Objective. Look through the material below. Copy each line that contains the string "Selection".

Records provided.
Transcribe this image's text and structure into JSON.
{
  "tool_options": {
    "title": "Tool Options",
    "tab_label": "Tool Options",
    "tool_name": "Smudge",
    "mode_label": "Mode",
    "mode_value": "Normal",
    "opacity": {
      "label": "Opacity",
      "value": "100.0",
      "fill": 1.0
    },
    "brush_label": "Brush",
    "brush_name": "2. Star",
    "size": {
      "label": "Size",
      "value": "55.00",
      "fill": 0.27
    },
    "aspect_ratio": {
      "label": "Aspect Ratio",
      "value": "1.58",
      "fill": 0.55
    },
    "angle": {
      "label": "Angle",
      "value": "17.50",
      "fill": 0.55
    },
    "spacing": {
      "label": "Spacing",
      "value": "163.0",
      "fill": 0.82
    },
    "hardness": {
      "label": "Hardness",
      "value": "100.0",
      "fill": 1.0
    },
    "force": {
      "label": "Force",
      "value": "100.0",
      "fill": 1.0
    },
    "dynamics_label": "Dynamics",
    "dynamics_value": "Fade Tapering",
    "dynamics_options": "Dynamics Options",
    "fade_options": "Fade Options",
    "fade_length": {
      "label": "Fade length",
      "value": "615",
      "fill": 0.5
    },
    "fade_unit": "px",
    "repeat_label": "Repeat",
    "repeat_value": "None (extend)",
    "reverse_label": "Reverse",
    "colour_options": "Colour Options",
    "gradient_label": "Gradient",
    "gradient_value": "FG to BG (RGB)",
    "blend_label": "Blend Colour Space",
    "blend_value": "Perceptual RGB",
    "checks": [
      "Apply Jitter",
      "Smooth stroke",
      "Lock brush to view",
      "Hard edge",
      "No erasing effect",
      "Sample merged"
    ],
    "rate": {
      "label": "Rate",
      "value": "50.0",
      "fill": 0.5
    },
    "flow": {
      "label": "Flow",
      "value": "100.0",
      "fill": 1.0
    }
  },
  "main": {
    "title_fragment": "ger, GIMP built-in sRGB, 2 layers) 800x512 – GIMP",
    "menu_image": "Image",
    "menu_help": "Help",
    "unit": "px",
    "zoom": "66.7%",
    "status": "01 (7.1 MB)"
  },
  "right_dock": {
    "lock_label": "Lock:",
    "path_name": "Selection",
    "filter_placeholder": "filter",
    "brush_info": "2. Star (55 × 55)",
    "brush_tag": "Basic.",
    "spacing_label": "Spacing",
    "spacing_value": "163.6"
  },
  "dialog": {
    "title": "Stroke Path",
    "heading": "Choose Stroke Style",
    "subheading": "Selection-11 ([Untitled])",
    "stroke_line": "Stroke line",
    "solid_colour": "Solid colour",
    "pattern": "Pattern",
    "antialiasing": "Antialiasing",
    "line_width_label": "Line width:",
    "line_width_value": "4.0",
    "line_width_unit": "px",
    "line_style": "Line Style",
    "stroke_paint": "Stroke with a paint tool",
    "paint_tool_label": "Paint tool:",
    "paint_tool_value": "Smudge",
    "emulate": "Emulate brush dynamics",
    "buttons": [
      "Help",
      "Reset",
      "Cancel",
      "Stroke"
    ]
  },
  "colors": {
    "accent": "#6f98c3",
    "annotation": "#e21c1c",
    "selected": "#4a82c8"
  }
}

Final answer.
    "path_name": "Selection",
    "subheading": "Selection-11 ([Untitled])",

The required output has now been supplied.